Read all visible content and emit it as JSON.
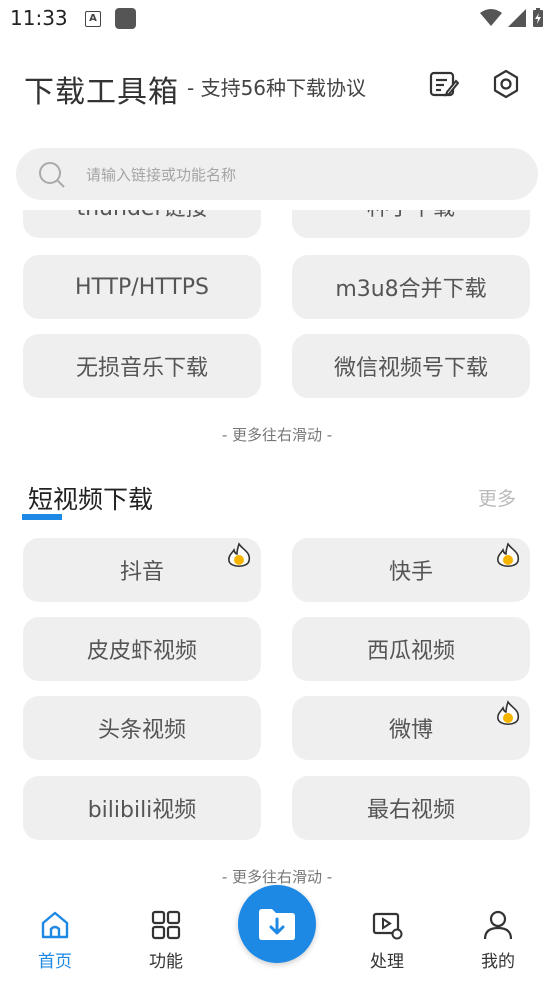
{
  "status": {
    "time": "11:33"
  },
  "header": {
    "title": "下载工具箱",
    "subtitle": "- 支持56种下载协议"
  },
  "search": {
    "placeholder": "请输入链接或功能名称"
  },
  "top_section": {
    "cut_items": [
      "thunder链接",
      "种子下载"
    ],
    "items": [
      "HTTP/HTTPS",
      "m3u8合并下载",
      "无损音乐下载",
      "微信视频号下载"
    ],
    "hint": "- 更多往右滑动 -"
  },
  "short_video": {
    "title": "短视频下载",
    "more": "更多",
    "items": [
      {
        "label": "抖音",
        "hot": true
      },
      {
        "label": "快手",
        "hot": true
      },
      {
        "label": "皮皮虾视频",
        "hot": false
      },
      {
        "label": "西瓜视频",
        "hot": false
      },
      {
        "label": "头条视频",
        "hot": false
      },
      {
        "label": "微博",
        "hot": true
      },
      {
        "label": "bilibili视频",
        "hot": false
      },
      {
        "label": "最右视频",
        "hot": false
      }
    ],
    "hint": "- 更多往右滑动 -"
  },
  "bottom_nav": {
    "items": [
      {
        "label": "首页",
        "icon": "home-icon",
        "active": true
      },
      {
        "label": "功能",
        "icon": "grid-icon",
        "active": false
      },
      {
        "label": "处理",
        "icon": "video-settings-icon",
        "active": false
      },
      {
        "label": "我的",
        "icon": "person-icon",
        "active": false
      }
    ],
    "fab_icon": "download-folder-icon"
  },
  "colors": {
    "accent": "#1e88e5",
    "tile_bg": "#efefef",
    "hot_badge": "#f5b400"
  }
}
=-=-=
* _TASK REQUIREMENTS_: Write out the whole listing exactly, and drop the pictures.

* _EXERCISE RESULT_:
Read all visible content and emit it as JSON.
{
  "status": {
    "time": "11:33"
  },
  "header": {
    "title": "下载工具箱",
    "subtitle": "- 支持56种下载协议"
  },
  "search": {
    "placeholder": "请输入链接或功能名称"
  },
  "top_section": {
    "cut_items": [
      "thunder链接",
      "种子下载"
    ],
    "items": [
      "HTTP/HTTPS",
      "m3u8合并下载",
      "无损音乐下载",
      "微信视频号下载"
    ],
    "hint": "- 更多往右滑动 -"
  },
  "short_video": {
    "title": "短视频下载",
    "more": "更多",
    "items": [
      {
        "label": "抖音",
        "hot": true
      },
      {
        "label": "快手",
        "hot": true
      },
      {
        "label": "皮皮虾视频",
        "hot": false
      },
      {
        "label": "西瓜视频",
        "hot": false
      },
      {
        "label": "头条视频",
        "hot": false
      },
      {
        "label": "微博",
        "hot": true
      },
      {
        "label": "bilibili视频",
        "hot": false
      },
      {
        "label": "最右视频",
        "hot": false
      }
    ],
    "hint": "- 更多往右滑动 -"
  },
  "bottom_nav": {
    "items": [
      {
        "label": "首页",
        "icon": "home-icon",
        "active": true
      },
      {
        "label": "功能",
        "icon": "grid-icon",
        "active": false
      },
      {
        "label": "处理",
        "icon": "video-settings-icon",
        "active": false
      },
      {
        "label": "我的",
        "icon": "person-icon",
        "active": false
      }
    ],
    "fab_icon": "download-folder-icon"
  },
  "colors": {
    "accent": "#1e88e5",
    "tile_bg": "#efefef",
    "hot_badge": "#f5b400"
  }
}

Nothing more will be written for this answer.